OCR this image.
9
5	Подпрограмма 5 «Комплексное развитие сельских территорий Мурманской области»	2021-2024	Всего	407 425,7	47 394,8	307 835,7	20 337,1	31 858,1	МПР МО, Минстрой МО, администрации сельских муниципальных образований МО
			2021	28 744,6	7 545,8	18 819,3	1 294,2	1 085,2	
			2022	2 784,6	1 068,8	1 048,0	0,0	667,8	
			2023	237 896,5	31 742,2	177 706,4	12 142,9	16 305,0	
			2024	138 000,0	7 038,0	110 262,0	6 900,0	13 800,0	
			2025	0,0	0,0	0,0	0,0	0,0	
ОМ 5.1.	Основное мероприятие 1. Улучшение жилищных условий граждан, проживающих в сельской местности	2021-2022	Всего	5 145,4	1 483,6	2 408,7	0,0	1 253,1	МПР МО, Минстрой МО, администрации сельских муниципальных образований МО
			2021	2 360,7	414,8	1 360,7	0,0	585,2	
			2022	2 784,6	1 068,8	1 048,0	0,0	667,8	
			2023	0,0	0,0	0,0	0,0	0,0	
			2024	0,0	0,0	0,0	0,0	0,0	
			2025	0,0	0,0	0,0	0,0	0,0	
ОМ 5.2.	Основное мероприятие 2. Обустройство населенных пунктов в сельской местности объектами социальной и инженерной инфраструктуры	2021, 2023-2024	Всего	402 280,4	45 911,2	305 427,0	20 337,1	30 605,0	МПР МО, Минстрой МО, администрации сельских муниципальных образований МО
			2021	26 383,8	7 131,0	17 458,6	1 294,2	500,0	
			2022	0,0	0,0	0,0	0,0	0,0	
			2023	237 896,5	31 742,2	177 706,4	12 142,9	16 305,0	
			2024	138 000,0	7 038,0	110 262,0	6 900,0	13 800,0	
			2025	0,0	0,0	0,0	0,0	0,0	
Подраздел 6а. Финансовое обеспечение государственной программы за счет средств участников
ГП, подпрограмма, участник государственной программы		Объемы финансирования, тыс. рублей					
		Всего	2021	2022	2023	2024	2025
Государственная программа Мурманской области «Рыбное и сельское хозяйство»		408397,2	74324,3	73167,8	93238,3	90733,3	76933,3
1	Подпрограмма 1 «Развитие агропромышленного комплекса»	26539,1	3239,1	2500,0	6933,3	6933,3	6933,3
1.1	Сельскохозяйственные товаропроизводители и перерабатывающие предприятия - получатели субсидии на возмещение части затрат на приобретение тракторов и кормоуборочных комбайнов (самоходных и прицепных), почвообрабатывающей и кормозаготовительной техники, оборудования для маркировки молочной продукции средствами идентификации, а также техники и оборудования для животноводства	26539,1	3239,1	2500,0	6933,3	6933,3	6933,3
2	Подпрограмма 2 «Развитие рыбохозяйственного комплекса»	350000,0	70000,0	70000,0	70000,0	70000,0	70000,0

#### [WHAT TO WORK ON]
Exactly reproduce every line of the data above.

#### [RESPONSE TO THE EXERCISE]
OCR this image.
9
5	Подпрограмма 5 «Комплексное развитие сельских территорий Мурманской области»	2021-2024	Всего	407 425,7	47 394,8	307 835,7	20 337,1	31 858,1	МПР МО, Минстрой МО, администрации сельских муниципальных образований МО
			2021	28 744,6	7 545,8	18 819,3	1 294,2	1 085,2	
			2022	2 784,6	1 068,8	1 048,0	0,0	667,8	
			2023	237 896,5	31 742,2	177 706,4	12 142,9	16 305,0	
			2024	138 000,0	7 038,0	110 262,0	6 900,0	13 800,0	
			2025	0,0	0,0	0,0	0,0	0,0	
ОМ 5.1.	Основное мероприятие 1. Улучшение жилищных условий граждан, проживающих в сельской местности	2021-2022	Всего	5 145,4	1 483,6	2 408,7	0,0	1 253,1	МПР МО, Минстрой МО, администрации сельских муниципальных образований МО
			2021	2 360,7	414,8	1 360,7	0,0	585,2	
			2022	2 784,6	1 068,8	1 048,0	0,0	667,8	
			2023	0,0	0,0	0,0	0,0	0,0	
			2024	0,0	0,0	0,0	0,0	0,0	
			2025	0,0	0,0	0,0	0,0	0,0	
ОМ 5.2.	Основное мероприятие 2. Обустройство населенных пунктов в сельской местности объектами социальной и инженерной инфраструктуры	2021, 2023-2024	Всего	402 280,4	45 911,2	305 427,0	20 337,1	30 605,0	МПР МО, Минстрой МО, администрации сельских муниципальных образований МО
			2021	26 383,8	7 131,0	17 458,6	1 294,2	500,0	
			2022	0,0	0,0	0,0	0,0	0,0	
			2023	237 896,5	31 742,2	177 706,4	12 142,9	16 305,0	
			2024	138 000,0	7 038,0	110 262,0	6 900,0	13 800,0	
			2025	0,0	0,0	0,0	0,0	0,0	
Подраздел 6а. Финансовое обеспечение государственной программы за счет средств участников
ГП, подпрограмма, участник государственной программы		Объемы финансирования, тыс. рублей					
		Всего	2021	2022	2023	2024	2025
Государственная программа Мурманской области «Рыбное и сельское хозяйство»		408397,2	74324,3	73167,8	93238,3	90733,3	76933,3
1	Подпрограмма 1 «Развитие агропромышленного комплекса»	26539,1	3239,1	2500,0	6933,3	6933,3	6933,3
1.1	Сельскохозяйственные товаропроизводители и перерабатывающие предприятия - получатели субсидии на возмещение части затрат на приобретение тракторов и кормоуборочных комбайнов (самоходных и прицепных), почвообрабатывающей и кормозаготовительной техники, оборудования для маркировки молочной продукции средствами идентификации, а также техники и оборудования для животноводства	26539,1	3239,1	2500,0	6933,3	6933,3	6933,3
2	Подпрограмма 2 «Развитие рыбохозяйственного комплекса»	350000,0	70000,0	70000,0	70000,0	70000,0	70000,0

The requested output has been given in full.